Saved data entries:
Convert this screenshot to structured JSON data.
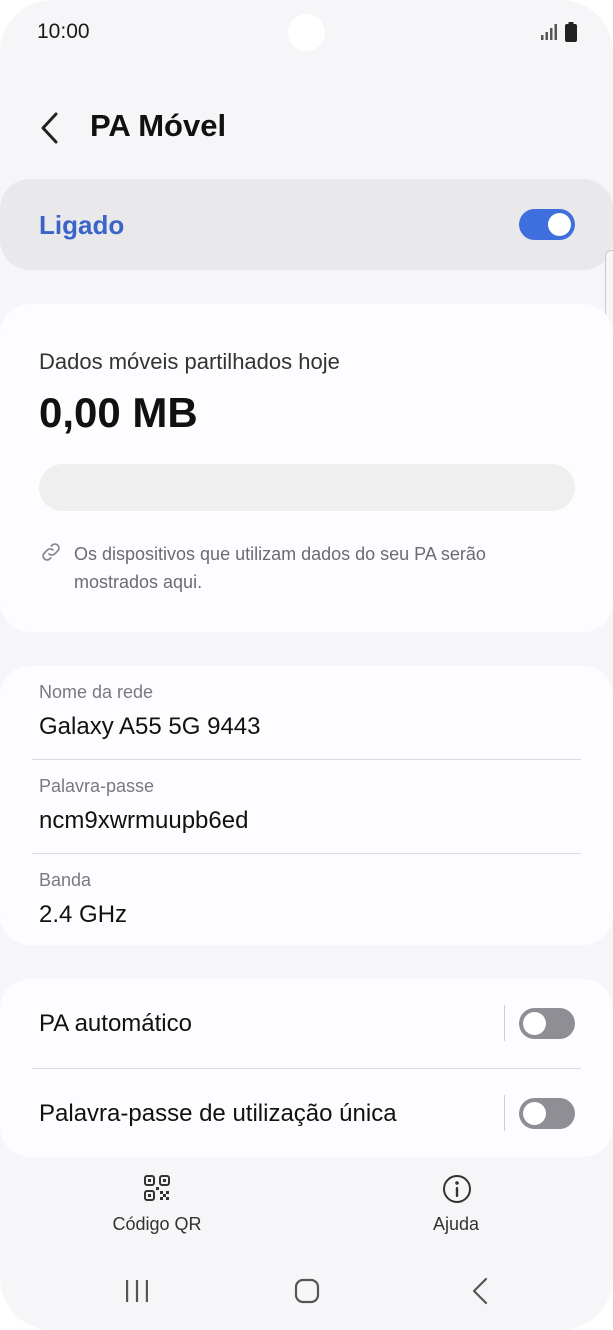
{
  "status_bar": {
    "time": "10:00"
  },
  "header": {
    "title": "PA Móvel"
  },
  "master_switch": {
    "label": "Ligado",
    "on": true
  },
  "usage": {
    "label": "Dados móveis partilhados hoje",
    "value": "0,00 MB",
    "fraction": 0,
    "note": "Os dispositivos que utilizam dados do seu PA serão mostrados aqui."
  },
  "network": {
    "fields": [
      {
        "label": "Nome da rede",
        "value": "Galaxy A55 5G 9443"
      },
      {
        "label": "Palavra-passe",
        "value": "ncm9xwrmuupb6ed"
      },
      {
        "label": "Banda",
        "value": "2.4 GHz"
      }
    ]
  },
  "options": [
    {
      "label": "PA automático",
      "on": false
    },
    {
      "label": "Palavra-passe de utilização única",
      "on": false
    }
  ],
  "bottom_actions": {
    "qr_label": "Código QR",
    "help_label": "Ajuda"
  },
  "colors": {
    "accent": "#3e6fdc",
    "accent_text": "#3b64c8",
    "switch_off": "#8e8e94"
  },
  "icons": [
    "signal-icon",
    "battery-icon",
    "back-arrow-icon",
    "link-icon",
    "qr-code-icon",
    "info-icon",
    "recents-icon",
    "home-icon",
    "nav-back-icon"
  ]
}
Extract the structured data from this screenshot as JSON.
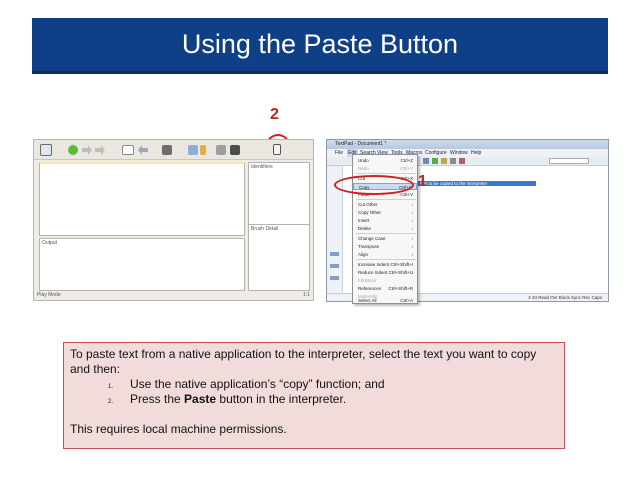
{
  "title": "Using the Paste Button",
  "callouts": {
    "paste_button": "2",
    "copy_item": "1"
  },
  "colors": {
    "banner": "#0f3f86",
    "callout": "#d4201a",
    "info_bg": "#f2dcdb",
    "info_border": "#c0504d"
  },
  "interpreter": {
    "pane_top_right": "Identifiers",
    "pane_bottom_left": "Output",
    "pane_bottom_right": "Brush Detail",
    "status_left": "Play Mode",
    "status_right": "1:1",
    "toolbar_icons": [
      "list-icon",
      "play-icon",
      "forward-icon",
      "forward-icon",
      "text-icon",
      "undo-icon",
      "image-icon",
      "copy-icon",
      "pencil-icon",
      "stop-icon",
      "save-icon",
      "paste-icon"
    ]
  },
  "textpad": {
    "title": "TextPad - Document1 *",
    "menus": [
      "File",
      "Edit",
      "Search",
      "View",
      "Tools",
      "Macros",
      "Configure",
      "Window",
      "Help"
    ],
    "selected_text": "text to be copied to the interpreter",
    "status": "2   34   Read   Ovr   Block   Sync   Rec   Caps",
    "edit_menu": [
      {
        "label": "Undo",
        "shortcut": "Ctrl+Z",
        "disabled": false,
        "highlight": false
      },
      {
        "label": "Redo",
        "shortcut": "Ctrl+Y",
        "disabled": true,
        "highlight": false
      },
      {
        "label": "Cut",
        "shortcut": "Ctrl+X",
        "disabled": false,
        "highlight": false
      },
      {
        "label": "Copy",
        "shortcut": "Ctrl+C",
        "disabled": false,
        "highlight": true
      },
      {
        "label": "Paste",
        "shortcut": "Ctrl+V",
        "disabled": false,
        "highlight": false
      },
      {
        "label": "Cut Other",
        "shortcut": "",
        "disabled": false,
        "highlight": false
      },
      {
        "label": "Copy Other",
        "shortcut": "",
        "disabled": false,
        "highlight": false
      },
      {
        "label": "Insert",
        "shortcut": "",
        "disabled": false,
        "highlight": false
      },
      {
        "label": "Delete",
        "shortcut": "",
        "disabled": false,
        "highlight": false
      },
      {
        "label": "Change Case",
        "shortcut": "",
        "disabled": false,
        "highlight": false
      },
      {
        "label": "Transpose",
        "shortcut": "",
        "disabled": false,
        "highlight": false
      },
      {
        "label": "Align",
        "shortcut": "",
        "disabled": false,
        "highlight": false
      },
      {
        "label": "Increase Indent",
        "shortcut": "Ctrl+Shift+I",
        "disabled": false,
        "highlight": false
      },
      {
        "label": "Reduce Indent",
        "shortcut": "Ctrl+Shift+U",
        "disabled": false,
        "highlight": false
      },
      {
        "label": "Fill Block",
        "shortcut": "",
        "disabled": true,
        "highlight": false
      },
      {
        "label": "References",
        "shortcut": "Ctrl+Shift+R",
        "disabled": false,
        "highlight": false
      },
      {
        "label": "Multi-Edit",
        "shortcut": "",
        "disabled": true,
        "highlight": false
      },
      {
        "label": "Select All",
        "shortcut": "Ctrl+A",
        "disabled": false,
        "highlight": false
      }
    ]
  },
  "info": {
    "intro": "To paste text from a native application to the interpreter, select the text you want to copy and then:",
    "steps": [
      {
        "num": "1.",
        "text": "Use the native application’s “copy” function; and"
      },
      {
        "num": "2.",
        "prefix": "Press the ",
        "bold": "Paste",
        "suffix": " button in the interpreter."
      }
    ],
    "note": "This requires  local machine permissions."
  }
}
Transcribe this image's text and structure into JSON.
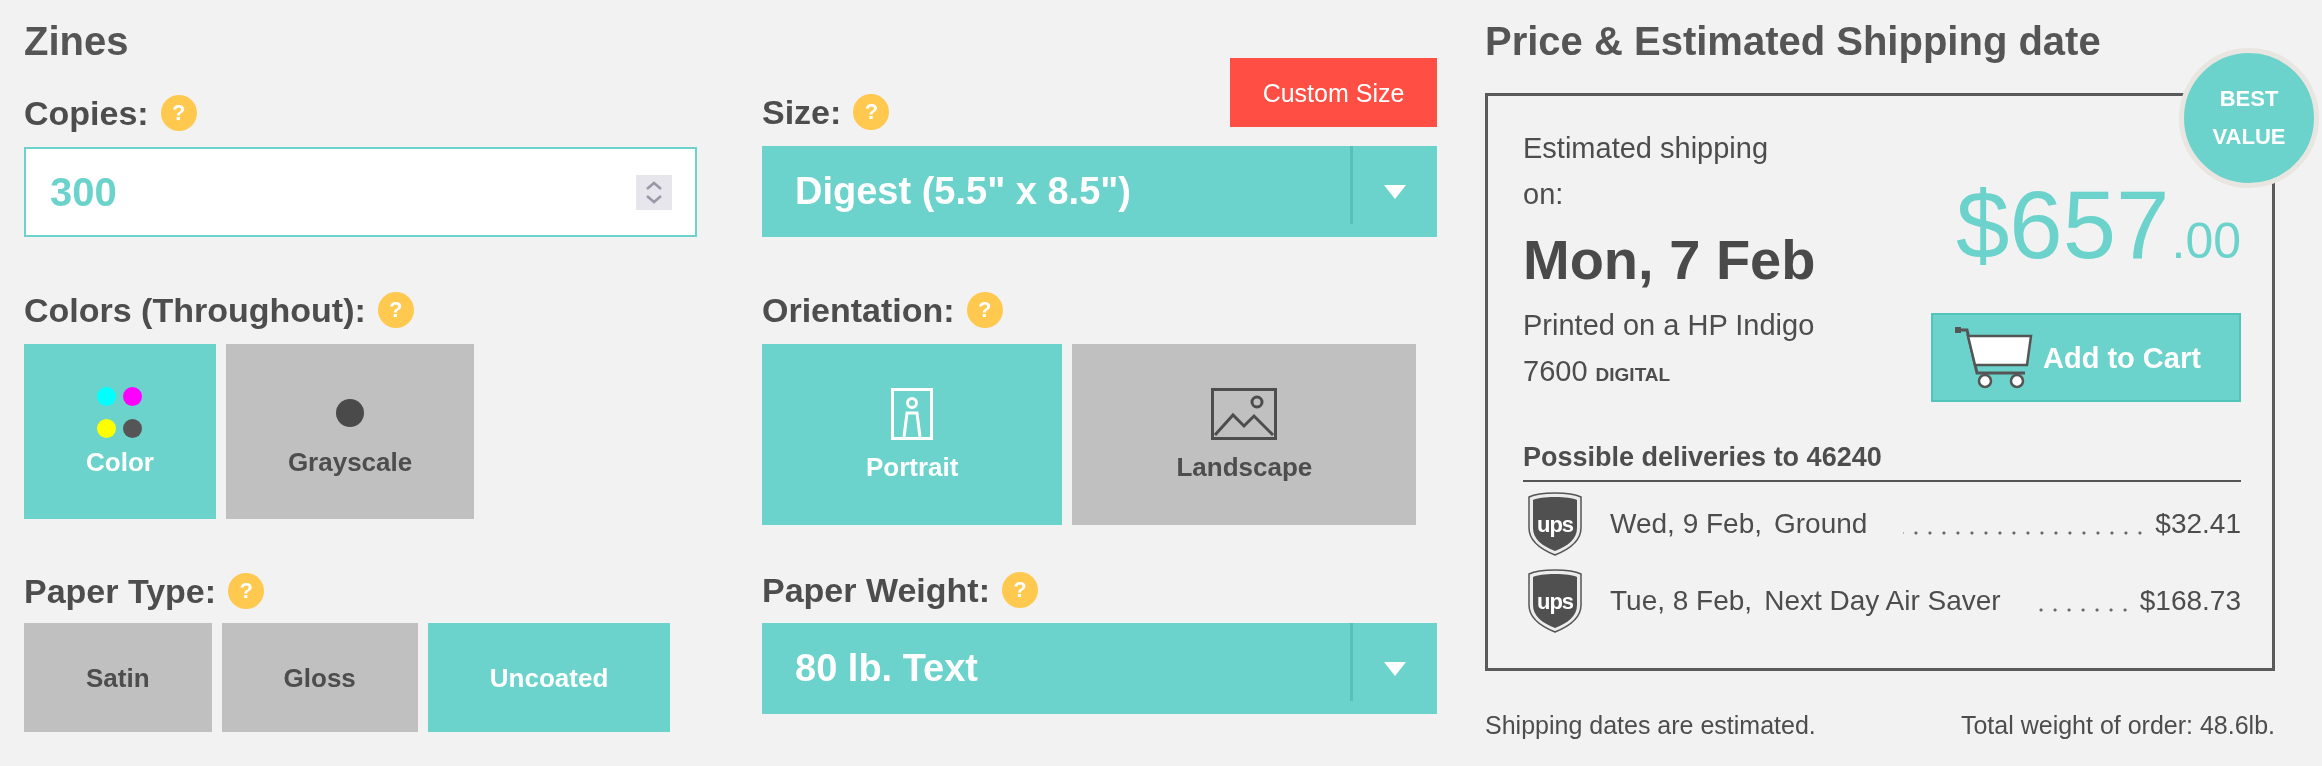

> **GIVEN TASK**
Copy every line of the entries above in which "screenshot" occurs.

> **THE SOLUTION**
Convert this screenshot to structured JSON data.
Extract the structured data from this screenshot as JSON.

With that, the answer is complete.